Set exercise: Write every line out verbatim and omit the pictures.

[Stored dataset items]
■ ■ ■ ■ ■

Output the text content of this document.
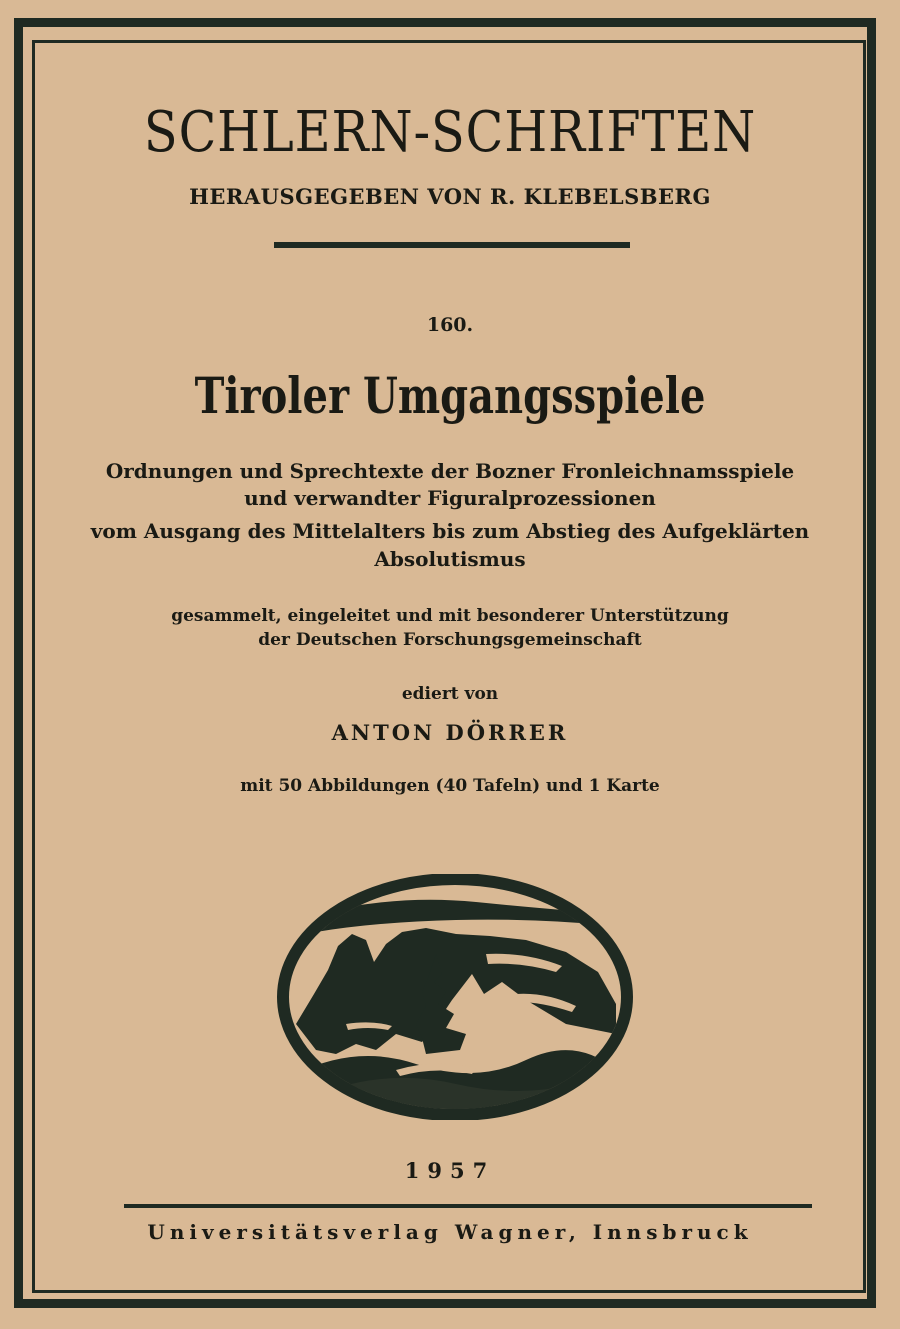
SCHLERN-SCHRIFTEN
HERAUSGEGEBEN VON R. KLEBELSBERG
160.
Tiroler Umgangsspiele
Ordnungen und Sprechtexte der Bozner Fronleichnamsspiele
und verwandter Figuralprozessionen
vom Ausgang des Mittelalters bis zum Abstieg des Aufgeklärten
Absolutismus
gesammelt, eingeleitet und mit besonderer Unterstützung
der Deutschen Forschungsgemeinschaft
ediert von
ANTON DÖRRER
mit 50 Abbildungen (40 Tafeln) und 1 Karte
1957
Universitätsverlag Wagner, Innsbruck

■ ■ ■ ■ ■

Task response:
Output the text content of this document.
SCHLERN-SCHRIFTEN
HERAUSGEGEBEN VON R. KLEBELSBERG
160.
Tiroler Umgangsspiele
Ordnungen und Sprechtexte der Bozner Fronleichnamsspiele
und verwandter Figuralprozessionen
vom Ausgang des Mittelalters bis zum Abstieg des Aufgeklärten
Absolutismus
gesammelt, eingeleitet und mit besonderer Unterstützung
der Deutschen Forschungsgemeinschaft
ediert von
ANTON DÖRRER
mit 50 Abbildungen (40 Tafeln) und 1 Karte
1957
Universitätsverlag Wagner, Innsbruck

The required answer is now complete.